Directions: Exactly reproduce the entries, dropping any pictures from your copy.

Supplied records:
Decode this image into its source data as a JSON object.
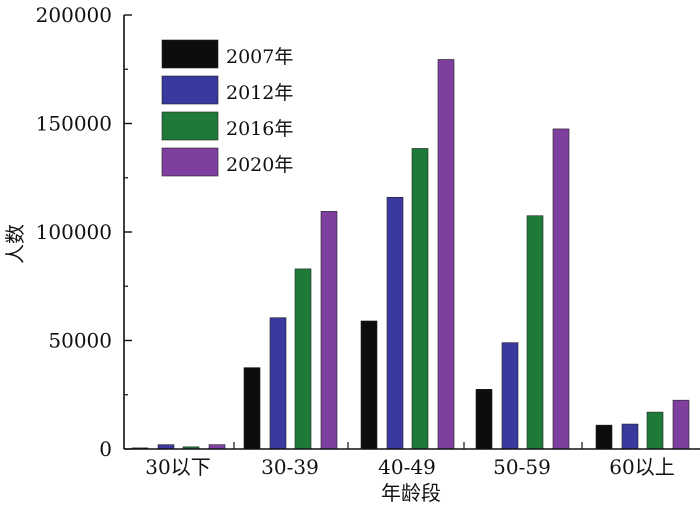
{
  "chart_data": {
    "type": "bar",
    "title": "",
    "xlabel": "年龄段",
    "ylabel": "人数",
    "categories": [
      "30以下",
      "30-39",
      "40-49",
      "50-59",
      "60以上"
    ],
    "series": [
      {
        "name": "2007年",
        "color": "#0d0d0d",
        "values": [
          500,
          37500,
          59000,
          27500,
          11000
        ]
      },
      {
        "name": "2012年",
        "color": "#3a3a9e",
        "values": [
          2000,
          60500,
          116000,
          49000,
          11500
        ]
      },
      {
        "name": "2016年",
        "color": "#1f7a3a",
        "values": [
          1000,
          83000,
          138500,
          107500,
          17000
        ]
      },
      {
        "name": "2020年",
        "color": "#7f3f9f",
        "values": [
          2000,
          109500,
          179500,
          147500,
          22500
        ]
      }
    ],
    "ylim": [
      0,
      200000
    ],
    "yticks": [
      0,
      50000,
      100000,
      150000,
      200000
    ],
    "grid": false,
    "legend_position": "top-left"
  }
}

The answer:
Decode this image into its source data as a JSON object.
{
  "chart_data": {
    "type": "bar",
    "title": "",
    "xlabel": "年龄段",
    "ylabel": "人数",
    "categories": [
      "30以下",
      "30-39",
      "40-49",
      "50-59",
      "60以上"
    ],
    "series": [
      {
        "name": "2007年",
        "color": "#0d0d0d",
        "values": [
          500,
          37500,
          59000,
          27500,
          11000
        ]
      },
      {
        "name": "2012年",
        "color": "#3a3a9e",
        "values": [
          2000,
          60500,
          116000,
          49000,
          11500
        ]
      },
      {
        "name": "2016年",
        "color": "#1f7a3a",
        "values": [
          1000,
          83000,
          138500,
          107500,
          17000
        ]
      },
      {
        "name": "2020年",
        "color": "#7f3f9f",
        "values": [
          2000,
          109500,
          179500,
          147500,
          22500
        ]
      }
    ],
    "ylim": [
      0,
      200000
    ],
    "yticks": [
      0,
      50000,
      100000,
      150000,
      200000
    ],
    "grid": false,
    "legend_position": "top-left"
  }
}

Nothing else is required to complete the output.